EXERCISE OBJECTIVE:
From the listing below, select every line where the word "ylabel" appears.

==== PROVIDED MATERIAL ====

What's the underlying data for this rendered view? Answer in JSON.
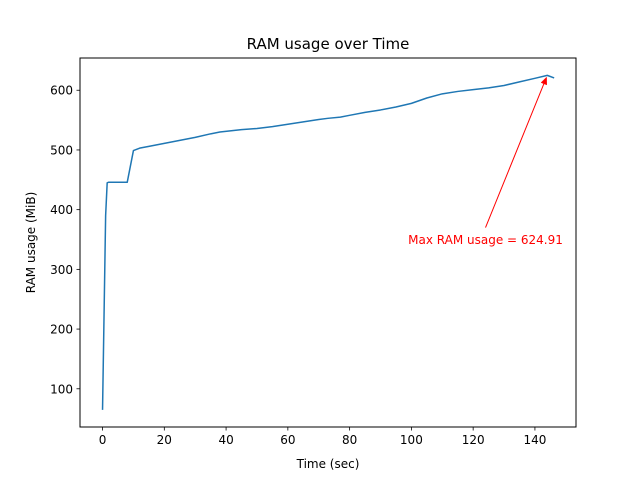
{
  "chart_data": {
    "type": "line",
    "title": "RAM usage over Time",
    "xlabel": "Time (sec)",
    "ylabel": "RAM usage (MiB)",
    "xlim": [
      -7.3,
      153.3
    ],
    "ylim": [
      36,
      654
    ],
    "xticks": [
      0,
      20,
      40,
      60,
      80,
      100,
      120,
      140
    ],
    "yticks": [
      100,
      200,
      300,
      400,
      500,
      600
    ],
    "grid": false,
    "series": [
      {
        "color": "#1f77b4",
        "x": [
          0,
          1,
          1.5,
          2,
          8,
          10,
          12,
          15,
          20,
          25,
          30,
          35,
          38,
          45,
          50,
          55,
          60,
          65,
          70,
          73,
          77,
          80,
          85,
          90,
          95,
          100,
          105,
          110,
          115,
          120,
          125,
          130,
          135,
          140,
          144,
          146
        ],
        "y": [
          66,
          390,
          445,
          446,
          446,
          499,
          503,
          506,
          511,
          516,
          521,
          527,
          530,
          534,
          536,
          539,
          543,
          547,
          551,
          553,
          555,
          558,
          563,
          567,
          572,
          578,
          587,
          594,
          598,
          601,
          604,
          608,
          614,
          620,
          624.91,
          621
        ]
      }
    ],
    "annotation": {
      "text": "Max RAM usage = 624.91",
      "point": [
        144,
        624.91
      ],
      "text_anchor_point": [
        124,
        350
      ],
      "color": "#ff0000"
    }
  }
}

====
==== PROVIDED MATERIAL ====

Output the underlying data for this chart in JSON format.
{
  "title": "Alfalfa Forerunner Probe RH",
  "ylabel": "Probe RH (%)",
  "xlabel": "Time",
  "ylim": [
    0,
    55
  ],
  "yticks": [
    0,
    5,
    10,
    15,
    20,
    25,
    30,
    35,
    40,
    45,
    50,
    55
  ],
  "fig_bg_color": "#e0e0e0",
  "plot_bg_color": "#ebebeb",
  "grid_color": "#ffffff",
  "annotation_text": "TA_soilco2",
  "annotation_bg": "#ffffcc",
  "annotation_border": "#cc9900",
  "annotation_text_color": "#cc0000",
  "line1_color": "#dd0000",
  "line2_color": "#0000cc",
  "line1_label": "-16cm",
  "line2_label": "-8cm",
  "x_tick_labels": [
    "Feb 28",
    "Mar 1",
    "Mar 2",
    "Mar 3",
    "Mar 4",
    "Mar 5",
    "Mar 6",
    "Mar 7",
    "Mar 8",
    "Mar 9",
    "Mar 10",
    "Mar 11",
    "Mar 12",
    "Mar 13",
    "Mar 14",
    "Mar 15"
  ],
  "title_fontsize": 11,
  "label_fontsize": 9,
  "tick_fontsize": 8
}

====

FINAL RESULT:
    "ylabel": "RAM usage (MiB)",
  "ylabel": "Probe RH (%)",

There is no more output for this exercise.